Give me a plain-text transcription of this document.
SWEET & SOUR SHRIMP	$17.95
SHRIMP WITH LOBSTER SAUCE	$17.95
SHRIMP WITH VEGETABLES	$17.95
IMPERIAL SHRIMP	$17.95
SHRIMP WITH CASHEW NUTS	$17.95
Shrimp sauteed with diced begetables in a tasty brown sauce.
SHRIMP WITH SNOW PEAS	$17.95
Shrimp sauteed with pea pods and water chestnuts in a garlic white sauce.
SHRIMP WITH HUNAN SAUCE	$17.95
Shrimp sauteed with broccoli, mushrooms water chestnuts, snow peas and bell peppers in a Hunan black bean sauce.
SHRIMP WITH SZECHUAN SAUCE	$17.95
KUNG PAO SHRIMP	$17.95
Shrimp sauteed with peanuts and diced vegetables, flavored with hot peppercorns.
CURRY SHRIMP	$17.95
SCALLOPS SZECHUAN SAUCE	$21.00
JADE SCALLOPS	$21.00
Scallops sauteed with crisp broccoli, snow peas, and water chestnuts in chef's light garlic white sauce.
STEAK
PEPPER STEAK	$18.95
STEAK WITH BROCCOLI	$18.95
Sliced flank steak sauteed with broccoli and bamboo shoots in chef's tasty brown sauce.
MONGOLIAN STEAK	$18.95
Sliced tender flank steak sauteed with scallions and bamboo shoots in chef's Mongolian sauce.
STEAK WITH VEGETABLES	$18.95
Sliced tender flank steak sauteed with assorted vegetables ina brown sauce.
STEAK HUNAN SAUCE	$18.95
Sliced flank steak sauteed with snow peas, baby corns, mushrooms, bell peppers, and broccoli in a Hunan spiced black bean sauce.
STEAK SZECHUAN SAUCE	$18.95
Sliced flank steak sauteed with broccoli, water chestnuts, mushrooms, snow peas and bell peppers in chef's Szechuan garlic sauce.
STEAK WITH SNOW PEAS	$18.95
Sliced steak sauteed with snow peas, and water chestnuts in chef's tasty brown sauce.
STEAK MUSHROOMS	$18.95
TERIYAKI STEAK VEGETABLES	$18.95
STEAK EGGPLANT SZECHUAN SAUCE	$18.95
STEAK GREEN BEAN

### REQUIREMENT
Write the complete data out, exactly as above.

### OUTPUT
Give me a plain-text transcription of this document.
SWEET & SOUR SHRIMP	$17.95
SHRIMP WITH LOBSTER SAUCE	$17.95
SHRIMP WITH VEGETABLES	$17.95
IMPERIAL SHRIMP	$17.95
SHRIMP WITH CASHEW NUTS	$17.95
Shrimp sauteed with diced begetables in a tasty brown sauce.
SHRIMP WITH SNOW PEAS	$17.95
Shrimp sauteed with pea pods and water chestnuts in a garlic white sauce.
SHRIMP WITH HUNAN SAUCE	$17.95
Shrimp sauteed with broccoli, mushrooms water chestnuts, snow peas and bell peppers in a Hunan black bean sauce.
SHRIMP WITH SZECHUAN SAUCE	$17.95
KUNG PAO SHRIMP	$17.95
Shrimp sauteed with peanuts and diced vegetables, flavored with hot peppercorns.
CURRY SHRIMP	$17.95
SCALLOPS SZECHUAN SAUCE	$21.00
JADE SCALLOPS	$21.00
Scallops sauteed with crisp broccoli, snow peas, and water chestnuts in chef's light garlic white sauce.
STEAK
PEPPER STEAK	$18.95
STEAK WITH BROCCOLI	$18.95
Sliced flank steak sauteed with broccoli and bamboo shoots in chef's tasty brown sauce.
MONGOLIAN STEAK	$18.95
Sliced tender flank steak sauteed with scallions and bamboo shoots in chef's Mongolian sauce.
STEAK WITH VEGETABLES	$18.95
Sliced tender flank steak sauteed with assorted vegetables ina brown sauce.
STEAK HUNAN SAUCE	$18.95
Sliced flank steak sauteed with snow peas, baby corns, mushrooms, bell peppers, and broccoli in a Hunan spiced black bean sauce.
STEAK SZECHUAN SAUCE	$18.95
Sliced flank steak sauteed with broccoli, water chestnuts, mushrooms, snow peas and bell peppers in chef's Szechuan garlic sauce.
STEAK WITH SNOW PEAS	$18.95
Sliced steak sauteed with snow peas, and water chestnuts in chef's tasty brown sauce.
STEAK MUSHROOMS	$18.95
TERIYAKI STEAK VEGETABLES	$18.95
STEAK EGGPLANT SZECHUAN SAUCE	$18.95
STEAK GREEN BEAN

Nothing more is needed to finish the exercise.